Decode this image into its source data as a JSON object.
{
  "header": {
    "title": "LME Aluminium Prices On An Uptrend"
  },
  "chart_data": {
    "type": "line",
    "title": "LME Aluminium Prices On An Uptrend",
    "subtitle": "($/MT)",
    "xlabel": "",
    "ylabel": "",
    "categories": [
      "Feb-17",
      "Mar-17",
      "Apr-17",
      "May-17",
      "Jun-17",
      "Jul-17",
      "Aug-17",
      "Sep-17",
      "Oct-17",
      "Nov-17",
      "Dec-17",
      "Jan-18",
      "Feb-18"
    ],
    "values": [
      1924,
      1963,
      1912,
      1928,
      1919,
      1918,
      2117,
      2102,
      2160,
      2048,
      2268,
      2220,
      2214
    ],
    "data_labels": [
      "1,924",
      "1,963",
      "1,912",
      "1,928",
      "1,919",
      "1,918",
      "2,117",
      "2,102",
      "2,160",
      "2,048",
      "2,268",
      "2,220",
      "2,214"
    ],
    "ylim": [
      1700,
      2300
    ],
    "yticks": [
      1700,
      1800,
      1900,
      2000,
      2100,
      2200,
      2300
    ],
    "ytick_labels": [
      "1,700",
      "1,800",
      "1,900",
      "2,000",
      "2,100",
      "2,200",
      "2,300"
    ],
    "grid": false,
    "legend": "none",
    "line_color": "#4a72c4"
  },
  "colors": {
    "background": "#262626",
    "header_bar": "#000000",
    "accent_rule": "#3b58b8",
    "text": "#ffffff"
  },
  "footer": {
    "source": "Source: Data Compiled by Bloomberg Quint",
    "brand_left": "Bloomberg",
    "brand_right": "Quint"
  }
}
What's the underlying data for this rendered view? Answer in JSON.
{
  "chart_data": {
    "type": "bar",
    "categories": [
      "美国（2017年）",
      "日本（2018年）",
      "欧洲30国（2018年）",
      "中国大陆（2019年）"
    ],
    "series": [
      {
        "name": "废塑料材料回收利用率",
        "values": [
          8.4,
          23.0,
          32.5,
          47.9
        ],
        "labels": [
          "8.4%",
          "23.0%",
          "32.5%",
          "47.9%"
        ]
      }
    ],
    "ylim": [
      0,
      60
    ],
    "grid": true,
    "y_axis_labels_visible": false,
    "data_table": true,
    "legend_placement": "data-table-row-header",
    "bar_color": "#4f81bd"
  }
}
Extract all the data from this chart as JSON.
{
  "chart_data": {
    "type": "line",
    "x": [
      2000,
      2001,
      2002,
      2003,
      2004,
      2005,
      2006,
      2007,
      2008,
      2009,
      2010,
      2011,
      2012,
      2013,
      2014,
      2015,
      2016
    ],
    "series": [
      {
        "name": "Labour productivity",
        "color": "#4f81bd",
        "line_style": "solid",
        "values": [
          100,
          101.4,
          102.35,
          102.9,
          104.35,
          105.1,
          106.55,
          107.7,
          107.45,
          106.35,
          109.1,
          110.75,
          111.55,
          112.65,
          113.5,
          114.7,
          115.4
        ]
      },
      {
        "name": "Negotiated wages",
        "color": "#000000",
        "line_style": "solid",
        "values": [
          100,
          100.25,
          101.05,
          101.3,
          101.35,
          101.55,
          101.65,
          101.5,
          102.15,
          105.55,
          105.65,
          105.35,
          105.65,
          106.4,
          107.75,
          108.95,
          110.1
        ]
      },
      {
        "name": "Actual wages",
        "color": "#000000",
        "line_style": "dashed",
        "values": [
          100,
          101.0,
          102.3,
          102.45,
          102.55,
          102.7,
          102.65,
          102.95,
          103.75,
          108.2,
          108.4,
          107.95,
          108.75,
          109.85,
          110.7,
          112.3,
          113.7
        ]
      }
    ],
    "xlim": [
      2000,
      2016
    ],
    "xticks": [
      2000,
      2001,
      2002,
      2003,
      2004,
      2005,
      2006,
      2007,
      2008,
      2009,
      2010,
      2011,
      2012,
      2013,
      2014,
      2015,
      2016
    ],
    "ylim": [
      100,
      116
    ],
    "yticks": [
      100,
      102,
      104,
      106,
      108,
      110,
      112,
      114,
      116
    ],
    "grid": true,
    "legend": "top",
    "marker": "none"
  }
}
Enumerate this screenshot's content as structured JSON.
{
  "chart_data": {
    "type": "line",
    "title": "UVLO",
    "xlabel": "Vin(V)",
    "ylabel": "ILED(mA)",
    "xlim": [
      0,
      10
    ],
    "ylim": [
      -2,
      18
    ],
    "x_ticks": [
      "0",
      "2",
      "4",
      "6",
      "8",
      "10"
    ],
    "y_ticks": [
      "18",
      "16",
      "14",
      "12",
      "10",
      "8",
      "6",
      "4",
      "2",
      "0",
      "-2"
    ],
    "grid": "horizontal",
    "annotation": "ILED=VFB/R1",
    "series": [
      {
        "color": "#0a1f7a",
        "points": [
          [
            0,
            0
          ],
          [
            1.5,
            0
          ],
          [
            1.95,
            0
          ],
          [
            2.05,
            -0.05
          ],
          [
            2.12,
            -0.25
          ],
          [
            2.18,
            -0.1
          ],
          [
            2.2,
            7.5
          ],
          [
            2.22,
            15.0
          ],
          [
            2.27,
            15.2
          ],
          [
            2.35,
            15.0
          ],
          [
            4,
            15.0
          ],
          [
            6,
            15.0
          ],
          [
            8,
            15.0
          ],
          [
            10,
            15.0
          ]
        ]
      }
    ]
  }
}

### The task
Your task is to print all of the records exactly.

### Response
Decode this image into its source data as a JSON object.
{
  "header": {
    "title": "LME Aluminium Prices On An Uptrend"
  },
  "chart_data": {
    "type": "line",
    "title": "LME Aluminium Prices On An Uptrend",
    "subtitle": "($/MT)",
    "xlabel": "",
    "ylabel": "",
    "categories": [
      "Feb-17",
      "Mar-17",
      "Apr-17",
      "May-17",
      "Jun-17",
      "Jul-17",
      "Aug-17",
      "Sep-17",
      "Oct-17",
      "Nov-17",
      "Dec-17",
      "Jan-18",
      "Feb-18"
    ],
    "values": [
      1924,
      1963,
      1912,
      1928,
      1919,
      1918,
      2117,
      2102,
      2160,
      2048,
      2268,
      2220,
      2214
    ],
    "data_labels": [
      "1,924",
      "1,963",
      "1,912",
      "1,928",
      "1,919",
      "1,918",
      "2,117",
      "2,102",
      "2,160",
      "2,048",
      "2,268",
      "2,220",
      "2,214"
    ],
    "ylim": [
      1700,
      2300
    ],
    "yticks": [
      1700,
      1800,
      1900,
      2000,
      2100,
      2200,
      2300
    ],
    "ytick_labels": [
      "1,700",
      "1,800",
      "1,900",
      "2,000",
      "2,100",
      "2,200",
      "2,300"
    ],
    "grid": false,
    "legend": "none",
    "line_color": "#4a72c4"
  },
  "colors": {
    "background": "#262626",
    "header_bar": "#000000",
    "accent_rule": "#3b58b8",
    "text": "#ffffff"
  },
  "footer": {
    "source": "Source: Data Compiled by Bloomberg Quint",
    "brand_left": "Bloomberg",
    "brand_right": "Quint"
  }
}
What's the underlying data for this rendered view? Answer in JSON.
{
  "chart_data": {
    "type": "bar",
    "categories": [
      "美国（2017年）",
      "日本（2018年）",
      "欧洲30国（2018年）",
      "中国大陆（2019年）"
    ],
    "series": [
      {
        "name": "废塑料材料回收利用率",
        "values": [
          8.4,
          23.0,
          32.5,
          47.9
        ],
        "labels": [
          "8.4%",
          "23.0%",
          "32.5%",
          "47.9%"
        ]
      }
    ],
    "ylim": [
      0,
      60
    ],
    "grid": true,
    "y_axis_labels_visible": false,
    "data_table": true,
    "legend_placement": "data-table-row-header",
    "bar_color": "#4f81bd"
  }
}
Extract all the data from this chart as JSON.
{
  "chart_data": {
    "type": "line",
    "x": [
      2000,
      2001,
      2002,
      2003,
      2004,
      2005,
      2006,
      2007,
      2008,
      2009,
      2010,
      2011,
      2012,
      2013,
      2014,
      2015,
      2016
    ],
    "series": [
      {
        "name": "Labour productivity",
        "color": "#4f81bd",
        "line_style": "solid",
        "values": [
          100,
          101.4,
          102.35,
          102.9,
          104.35,
          105.1,
          106.55,
          107.7,
          107.45,
          106.35,
          109.1,
          110.75,
          111.55,
          112.65,
          113.5,
          114.7,
          115.4
        ]
      },
      {
        "name": "Negotiated wages",
        "color": "#000000",
        "line_style": "solid",
        "values": [
          100,
          100.25,
          101.05,
          101.3,
          101.35,
          101.55,
          101.65,
          101.5,
          102.15,
          105.55,
          105.65,
          105.35,
          105.65,
          106.4,
          107.75,
          108.95,
          110.1
        ]
      },
      {
        "name": "Actual wages",
        "color": "#000000",
        "line_style": "dashed",
        "values": [
          100,
          101.0,
          102.3,
          102.45,
          102.55,
          102.7,
          102.65,
          102.95,
          103.75,
          108.2,
          108.4,
          107.95,
          108.75,
          109.85,
          110.7,
          112.3,
          113.7
        ]
      }
    ],
    "xlim": [
      2000,
      2016
    ],
    "xticks": [
      2000,
      2001,
      2002,
      2003,
      2004,
      2005,
      2006,
      2007,
      2008,
      2009,
      2010,
      2011,
      2012,
      2013,
      2014,
      2015,
      2016
    ],
    "ylim": [
      100,
      116
    ],
    "yticks": [
      100,
      102,
      104,
      106,
      108,
      110,
      112,
      114,
      116
    ],
    "grid": true,
    "legend": "top",
    "marker": "none"
  }
}
Enumerate this screenshot's content as structured JSON.
{
  "chart_data": {
    "type": "line",
    "title": "UVLO",
    "xlabel": "Vin(V)",
    "ylabel": "ILED(mA)",
    "xlim": [
      0,
      10
    ],
    "ylim": [
      -2,
      18
    ],
    "x_ticks": [
      "0",
      "2",
      "4",
      "6",
      "8",
      "10"
    ],
    "y_ticks": [
      "18",
      "16",
      "14",
      "12",
      "10",
      "8",
      "6",
      "4",
      "2",
      "0",
      "-2"
    ],
    "grid": "horizontal",
    "annotation": "ILED=VFB/R1",
    "series": [
      {
        "color": "#0a1f7a",
        "points": [
          [
            0,
            0
          ],
          [
            1.5,
            0
          ],
          [
            1.95,
            0
          ],
          [
            2.05,
            -0.05
          ],
          [
            2.12,
            -0.25
          ],
          [
            2.18,
            -0.1
          ],
          [
            2.2,
            7.5
          ],
          [
            2.22,
            15.0
          ],
          [
            2.27,
            15.2
          ],
          [
            2.35,
            15.0
          ],
          [
            4,
            15.0
          ],
          [
            6,
            15.0
          ],
          [
            8,
            15.0
          ],
          [
            10,
            15.0
          ]
        ]
      }
    ]
  }
}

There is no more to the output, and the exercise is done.